(Saved data entries)
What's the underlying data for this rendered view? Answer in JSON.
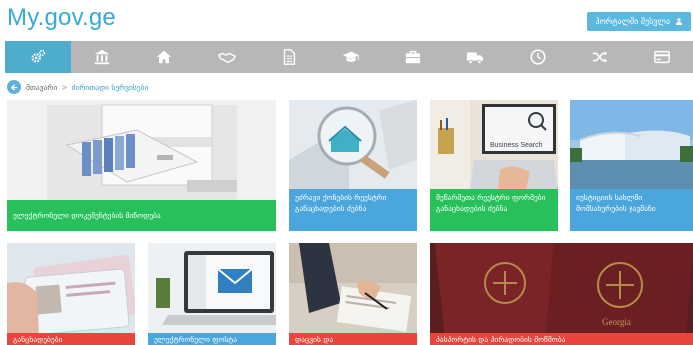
{
  "header": {
    "logo": "My.gov.ge",
    "portal_button": "პორტალში შესვლა"
  },
  "nav": {
    "items": [
      {
        "icon": "cogs-icon",
        "active": true
      },
      {
        "icon": "bank-icon"
      },
      {
        "icon": "home-icon"
      },
      {
        "icon": "handshake-icon"
      },
      {
        "icon": "document-icon"
      },
      {
        "icon": "graduation-cap-icon"
      },
      {
        "icon": "briefcase-icon"
      },
      {
        "icon": "truck-icon"
      },
      {
        "icon": "clock-icon"
      },
      {
        "icon": "shuffle-icon"
      },
      {
        "icon": "credit-card-icon"
      }
    ]
  },
  "breadcrumb": {
    "home": "მთავარი",
    "separator": ">",
    "current": "ძირითადი სერვისები"
  },
  "cards": [
    {
      "title": "ელექტრონული დოკუმენტების მიწოდება",
      "color": "#27c05b",
      "image": "file-cabinet"
    },
    {
      "title": "უძრავი ქონების რეესტრი განაცხადების ძებნა",
      "color": "#4aa6dc",
      "image": "house-magnifier"
    },
    {
      "title": "მეწარმეთა რეესტრი ფორმები განაცხადების ძებნა",
      "color": "#27c05b",
      "image": "business-search"
    },
    {
      "title": "იუსტიციის სახლში მომსახურების ჯავშანი",
      "color": "#4aa6dc",
      "image": "public-service-hall",
      "image_text": "Business Search"
    },
    {
      "title": "განცხადებები",
      "color": "#e9453c",
      "image": "id-cards"
    },
    {
      "title": "ელექტრონული ფოსტა",
      "color": "#4aa6dc",
      "image": "laptop-email"
    },
    {
      "title": "დაცვის და",
      "color": "#e9453c",
      "image": "signing-documents"
    },
    {
      "title": "პასპორტის და პირადობის მოწმობა",
      "color": "#e9453c",
      "image": "georgian-passports",
      "image_text": "Georgia"
    }
  ]
}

Your goal:
Report each line in the preceding entries that holds the string "title".

Result below:
      "title": "ელექტრონული დოკუმენტების მიწოდება",
      "title": "უძრავი ქონების რეესტრი განაცხადების ძებნა",
      "title": "მეწარმეთა რეესტრი ფორმები განაცხადების ძებნა",
      "title": "იუსტიციის სახლში მომსახურების ჯავშანი",
      "title": "განცხადებები",
      "title": "ელექტრონული ფოსტა",
      "title": "დაცვის და",
      "title": "პასპორტის და პირადობის მოწმობა",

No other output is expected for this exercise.